What is the number of lines in the data that hold the string "height"? Reply with that number only.
──────── ROWS
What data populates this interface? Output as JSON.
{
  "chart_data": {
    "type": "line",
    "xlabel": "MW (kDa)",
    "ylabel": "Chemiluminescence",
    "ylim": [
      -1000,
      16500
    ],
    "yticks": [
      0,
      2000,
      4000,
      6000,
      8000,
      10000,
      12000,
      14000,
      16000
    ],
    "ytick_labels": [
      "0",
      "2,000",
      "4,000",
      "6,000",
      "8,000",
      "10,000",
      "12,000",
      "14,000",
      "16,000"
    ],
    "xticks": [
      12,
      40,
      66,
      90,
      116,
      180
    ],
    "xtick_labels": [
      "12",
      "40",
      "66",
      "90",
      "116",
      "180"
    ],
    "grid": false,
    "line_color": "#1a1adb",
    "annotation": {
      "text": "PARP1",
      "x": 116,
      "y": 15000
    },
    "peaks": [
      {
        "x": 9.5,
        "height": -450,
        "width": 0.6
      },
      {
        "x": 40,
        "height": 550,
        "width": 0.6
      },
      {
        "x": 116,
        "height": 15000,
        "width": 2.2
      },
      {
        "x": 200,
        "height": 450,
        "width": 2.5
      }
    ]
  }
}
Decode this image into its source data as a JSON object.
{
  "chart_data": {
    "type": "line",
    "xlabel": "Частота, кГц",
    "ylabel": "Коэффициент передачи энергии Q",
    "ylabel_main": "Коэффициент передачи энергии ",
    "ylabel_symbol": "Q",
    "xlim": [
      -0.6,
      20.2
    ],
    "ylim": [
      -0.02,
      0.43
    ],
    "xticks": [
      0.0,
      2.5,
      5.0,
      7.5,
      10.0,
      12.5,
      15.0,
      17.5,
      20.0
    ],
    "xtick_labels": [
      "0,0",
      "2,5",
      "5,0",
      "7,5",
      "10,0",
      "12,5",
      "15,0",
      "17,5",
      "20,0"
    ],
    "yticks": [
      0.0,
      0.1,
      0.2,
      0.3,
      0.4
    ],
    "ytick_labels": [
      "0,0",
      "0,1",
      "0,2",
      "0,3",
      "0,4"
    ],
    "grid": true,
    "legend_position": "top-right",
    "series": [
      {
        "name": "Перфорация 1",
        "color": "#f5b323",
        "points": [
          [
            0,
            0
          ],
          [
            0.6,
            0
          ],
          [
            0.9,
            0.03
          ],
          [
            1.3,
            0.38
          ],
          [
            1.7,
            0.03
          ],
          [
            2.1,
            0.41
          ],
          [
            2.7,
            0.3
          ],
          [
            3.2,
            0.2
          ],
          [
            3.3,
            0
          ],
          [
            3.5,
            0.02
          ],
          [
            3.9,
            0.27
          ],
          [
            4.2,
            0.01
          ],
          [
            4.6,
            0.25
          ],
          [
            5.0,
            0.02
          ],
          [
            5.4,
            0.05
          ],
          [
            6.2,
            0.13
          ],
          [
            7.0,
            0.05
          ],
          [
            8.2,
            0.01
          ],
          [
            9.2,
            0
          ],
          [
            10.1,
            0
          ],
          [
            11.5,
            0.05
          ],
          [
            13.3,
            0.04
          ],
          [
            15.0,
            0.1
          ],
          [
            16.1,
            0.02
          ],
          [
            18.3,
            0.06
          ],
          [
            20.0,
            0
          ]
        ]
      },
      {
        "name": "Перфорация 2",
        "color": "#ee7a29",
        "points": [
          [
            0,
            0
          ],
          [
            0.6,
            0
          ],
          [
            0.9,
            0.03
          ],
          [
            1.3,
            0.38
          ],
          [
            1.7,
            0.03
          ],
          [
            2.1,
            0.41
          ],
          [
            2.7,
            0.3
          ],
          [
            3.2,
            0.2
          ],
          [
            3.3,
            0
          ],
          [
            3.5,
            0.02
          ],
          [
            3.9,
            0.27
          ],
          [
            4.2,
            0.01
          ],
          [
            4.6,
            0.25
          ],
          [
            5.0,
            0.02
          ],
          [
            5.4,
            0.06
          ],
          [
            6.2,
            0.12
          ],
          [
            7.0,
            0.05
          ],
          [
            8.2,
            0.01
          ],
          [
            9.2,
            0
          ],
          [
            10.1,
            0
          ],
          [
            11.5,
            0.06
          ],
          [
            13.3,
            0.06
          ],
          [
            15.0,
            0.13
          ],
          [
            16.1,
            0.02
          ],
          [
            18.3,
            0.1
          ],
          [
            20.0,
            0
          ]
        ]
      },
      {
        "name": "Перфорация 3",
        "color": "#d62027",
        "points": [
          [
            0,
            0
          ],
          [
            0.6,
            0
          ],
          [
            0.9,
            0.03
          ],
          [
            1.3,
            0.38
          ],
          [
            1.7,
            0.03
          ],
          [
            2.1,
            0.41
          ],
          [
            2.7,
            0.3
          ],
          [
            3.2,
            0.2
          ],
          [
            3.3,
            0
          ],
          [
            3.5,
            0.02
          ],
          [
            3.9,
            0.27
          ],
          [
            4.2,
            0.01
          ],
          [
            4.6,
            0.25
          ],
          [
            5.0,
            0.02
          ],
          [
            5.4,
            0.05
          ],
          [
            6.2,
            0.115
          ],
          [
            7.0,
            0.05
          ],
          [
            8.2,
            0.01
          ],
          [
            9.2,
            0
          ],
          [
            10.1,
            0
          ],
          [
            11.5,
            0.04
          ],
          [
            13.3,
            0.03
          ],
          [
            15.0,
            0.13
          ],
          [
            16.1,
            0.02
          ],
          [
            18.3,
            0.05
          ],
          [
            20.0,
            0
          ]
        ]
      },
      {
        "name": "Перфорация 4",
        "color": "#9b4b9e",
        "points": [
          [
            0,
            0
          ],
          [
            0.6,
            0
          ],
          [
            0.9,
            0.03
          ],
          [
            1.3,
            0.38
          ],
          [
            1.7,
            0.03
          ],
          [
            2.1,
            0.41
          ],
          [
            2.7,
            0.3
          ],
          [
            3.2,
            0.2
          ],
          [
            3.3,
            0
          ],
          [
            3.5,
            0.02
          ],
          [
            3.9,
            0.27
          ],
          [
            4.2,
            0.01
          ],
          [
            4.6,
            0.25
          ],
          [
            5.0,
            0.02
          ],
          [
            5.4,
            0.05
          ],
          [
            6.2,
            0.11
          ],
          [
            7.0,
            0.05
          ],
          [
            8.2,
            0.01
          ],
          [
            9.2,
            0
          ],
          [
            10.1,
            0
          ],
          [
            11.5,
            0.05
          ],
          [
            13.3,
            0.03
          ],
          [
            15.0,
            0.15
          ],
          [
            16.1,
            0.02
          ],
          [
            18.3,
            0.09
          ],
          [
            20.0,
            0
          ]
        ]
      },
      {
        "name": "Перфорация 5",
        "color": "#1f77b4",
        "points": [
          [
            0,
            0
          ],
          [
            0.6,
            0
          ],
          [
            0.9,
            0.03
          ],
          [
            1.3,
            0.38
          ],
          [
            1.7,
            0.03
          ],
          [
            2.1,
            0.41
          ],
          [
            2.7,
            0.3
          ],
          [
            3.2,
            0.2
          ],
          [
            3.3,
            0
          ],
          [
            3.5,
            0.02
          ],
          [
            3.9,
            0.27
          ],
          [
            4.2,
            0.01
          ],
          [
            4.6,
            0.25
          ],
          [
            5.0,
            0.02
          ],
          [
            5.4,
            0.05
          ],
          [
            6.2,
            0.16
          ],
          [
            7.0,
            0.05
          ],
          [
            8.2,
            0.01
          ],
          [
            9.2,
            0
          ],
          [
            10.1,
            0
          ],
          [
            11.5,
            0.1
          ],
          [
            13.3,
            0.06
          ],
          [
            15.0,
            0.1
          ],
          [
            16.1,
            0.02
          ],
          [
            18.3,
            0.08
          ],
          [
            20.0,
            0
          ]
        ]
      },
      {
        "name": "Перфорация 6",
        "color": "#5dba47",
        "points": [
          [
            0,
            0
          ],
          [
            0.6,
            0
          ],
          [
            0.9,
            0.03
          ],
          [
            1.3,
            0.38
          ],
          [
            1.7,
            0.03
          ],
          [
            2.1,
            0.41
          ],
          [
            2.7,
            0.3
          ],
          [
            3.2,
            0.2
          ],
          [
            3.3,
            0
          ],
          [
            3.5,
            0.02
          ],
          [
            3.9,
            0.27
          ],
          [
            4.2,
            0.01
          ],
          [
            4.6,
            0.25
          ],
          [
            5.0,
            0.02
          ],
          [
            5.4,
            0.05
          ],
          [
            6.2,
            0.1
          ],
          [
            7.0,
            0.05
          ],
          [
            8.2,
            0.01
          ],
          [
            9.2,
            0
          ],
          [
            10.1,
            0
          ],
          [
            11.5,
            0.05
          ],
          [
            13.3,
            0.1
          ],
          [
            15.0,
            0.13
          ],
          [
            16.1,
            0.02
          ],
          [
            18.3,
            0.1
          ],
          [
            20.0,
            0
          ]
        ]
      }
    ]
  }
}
────────────────
■ **TASK RESULT**
4